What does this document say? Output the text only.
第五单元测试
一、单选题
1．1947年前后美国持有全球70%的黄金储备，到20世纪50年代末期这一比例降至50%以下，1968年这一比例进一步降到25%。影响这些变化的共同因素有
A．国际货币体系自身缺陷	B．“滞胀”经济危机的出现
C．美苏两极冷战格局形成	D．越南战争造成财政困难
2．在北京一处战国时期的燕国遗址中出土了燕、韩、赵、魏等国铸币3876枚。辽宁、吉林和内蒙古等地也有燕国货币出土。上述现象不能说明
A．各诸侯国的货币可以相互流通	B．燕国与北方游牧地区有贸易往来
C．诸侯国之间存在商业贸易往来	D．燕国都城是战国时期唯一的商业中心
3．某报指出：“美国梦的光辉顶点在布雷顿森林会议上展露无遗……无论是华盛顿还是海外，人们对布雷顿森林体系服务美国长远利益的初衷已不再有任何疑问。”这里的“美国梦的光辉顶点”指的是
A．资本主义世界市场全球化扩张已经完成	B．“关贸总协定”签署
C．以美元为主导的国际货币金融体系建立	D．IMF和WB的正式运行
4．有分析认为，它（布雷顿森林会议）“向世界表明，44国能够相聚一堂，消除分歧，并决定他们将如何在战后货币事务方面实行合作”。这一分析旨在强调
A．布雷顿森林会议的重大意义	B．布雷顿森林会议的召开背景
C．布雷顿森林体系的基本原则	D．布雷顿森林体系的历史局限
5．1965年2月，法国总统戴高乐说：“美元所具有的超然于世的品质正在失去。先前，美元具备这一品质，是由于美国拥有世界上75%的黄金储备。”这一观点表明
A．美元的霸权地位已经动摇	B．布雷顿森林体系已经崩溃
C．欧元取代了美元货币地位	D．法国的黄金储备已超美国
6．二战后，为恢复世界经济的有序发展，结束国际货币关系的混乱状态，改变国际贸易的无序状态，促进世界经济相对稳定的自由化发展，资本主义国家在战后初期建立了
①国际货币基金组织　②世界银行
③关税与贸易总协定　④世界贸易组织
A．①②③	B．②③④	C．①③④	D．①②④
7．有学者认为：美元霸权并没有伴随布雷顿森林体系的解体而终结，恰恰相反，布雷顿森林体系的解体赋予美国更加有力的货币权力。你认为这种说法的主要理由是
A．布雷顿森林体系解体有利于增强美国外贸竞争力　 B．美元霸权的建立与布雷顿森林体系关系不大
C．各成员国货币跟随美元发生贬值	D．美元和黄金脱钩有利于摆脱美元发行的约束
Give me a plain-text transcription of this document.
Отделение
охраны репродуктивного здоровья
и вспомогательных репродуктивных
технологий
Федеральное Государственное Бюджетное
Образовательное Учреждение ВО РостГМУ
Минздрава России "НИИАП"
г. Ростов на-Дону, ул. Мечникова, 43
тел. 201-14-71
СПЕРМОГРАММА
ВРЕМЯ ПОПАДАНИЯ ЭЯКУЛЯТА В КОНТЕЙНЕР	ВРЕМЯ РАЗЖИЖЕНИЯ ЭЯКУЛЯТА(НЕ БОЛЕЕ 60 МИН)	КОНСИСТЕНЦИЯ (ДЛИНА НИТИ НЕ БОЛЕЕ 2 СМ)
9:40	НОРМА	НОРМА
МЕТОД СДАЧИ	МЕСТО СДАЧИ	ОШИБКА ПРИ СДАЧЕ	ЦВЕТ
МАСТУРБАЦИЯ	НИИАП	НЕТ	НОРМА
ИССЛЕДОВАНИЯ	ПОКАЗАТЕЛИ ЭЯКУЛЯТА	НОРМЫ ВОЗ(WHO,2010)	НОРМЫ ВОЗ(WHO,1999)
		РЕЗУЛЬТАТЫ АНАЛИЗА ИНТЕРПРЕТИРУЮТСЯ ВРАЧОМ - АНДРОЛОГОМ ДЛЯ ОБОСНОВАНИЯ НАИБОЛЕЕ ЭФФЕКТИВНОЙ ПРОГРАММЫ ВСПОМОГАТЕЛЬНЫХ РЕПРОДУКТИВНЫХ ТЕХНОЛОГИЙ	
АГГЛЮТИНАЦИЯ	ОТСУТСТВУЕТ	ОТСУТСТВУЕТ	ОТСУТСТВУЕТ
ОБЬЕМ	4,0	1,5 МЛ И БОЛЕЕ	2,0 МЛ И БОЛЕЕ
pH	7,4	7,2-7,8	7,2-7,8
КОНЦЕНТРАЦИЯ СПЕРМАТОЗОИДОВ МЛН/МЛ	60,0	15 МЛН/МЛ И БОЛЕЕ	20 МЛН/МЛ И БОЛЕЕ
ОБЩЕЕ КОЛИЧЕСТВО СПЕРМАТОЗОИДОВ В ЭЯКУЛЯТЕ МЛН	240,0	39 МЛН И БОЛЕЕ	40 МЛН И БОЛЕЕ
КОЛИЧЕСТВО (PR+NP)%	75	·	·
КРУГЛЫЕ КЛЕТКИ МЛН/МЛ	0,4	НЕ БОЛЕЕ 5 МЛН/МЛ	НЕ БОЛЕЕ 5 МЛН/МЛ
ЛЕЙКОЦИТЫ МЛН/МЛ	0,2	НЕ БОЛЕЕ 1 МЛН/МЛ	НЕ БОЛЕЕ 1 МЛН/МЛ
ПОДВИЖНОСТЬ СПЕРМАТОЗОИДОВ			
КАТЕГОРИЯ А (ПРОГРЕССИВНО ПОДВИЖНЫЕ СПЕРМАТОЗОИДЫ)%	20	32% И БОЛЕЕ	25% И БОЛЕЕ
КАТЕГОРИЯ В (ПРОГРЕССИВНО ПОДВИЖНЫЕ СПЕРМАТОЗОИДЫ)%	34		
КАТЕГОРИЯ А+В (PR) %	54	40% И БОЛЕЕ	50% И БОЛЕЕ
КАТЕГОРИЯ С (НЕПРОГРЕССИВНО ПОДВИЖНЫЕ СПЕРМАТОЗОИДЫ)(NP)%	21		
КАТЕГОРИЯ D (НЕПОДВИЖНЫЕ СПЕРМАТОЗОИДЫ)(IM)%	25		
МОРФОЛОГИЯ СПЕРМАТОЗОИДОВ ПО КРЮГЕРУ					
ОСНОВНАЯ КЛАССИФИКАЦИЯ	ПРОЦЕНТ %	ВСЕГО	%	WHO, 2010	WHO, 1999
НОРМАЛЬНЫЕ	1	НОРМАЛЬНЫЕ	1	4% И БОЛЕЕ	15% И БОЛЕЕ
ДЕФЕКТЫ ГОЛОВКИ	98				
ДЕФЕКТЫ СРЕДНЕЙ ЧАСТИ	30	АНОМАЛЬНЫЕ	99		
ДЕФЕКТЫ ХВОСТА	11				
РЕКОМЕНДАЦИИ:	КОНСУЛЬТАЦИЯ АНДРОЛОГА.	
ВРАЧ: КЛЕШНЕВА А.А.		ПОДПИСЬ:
####################
Given instruction ::
For each line in the data above that contains the string "НИИАП", extract the line.

Output of the exercise ::
Минздрава России "НИИАП"
МАСТУРБАЦИЯ	НИИАП	НЕТ	НОРМА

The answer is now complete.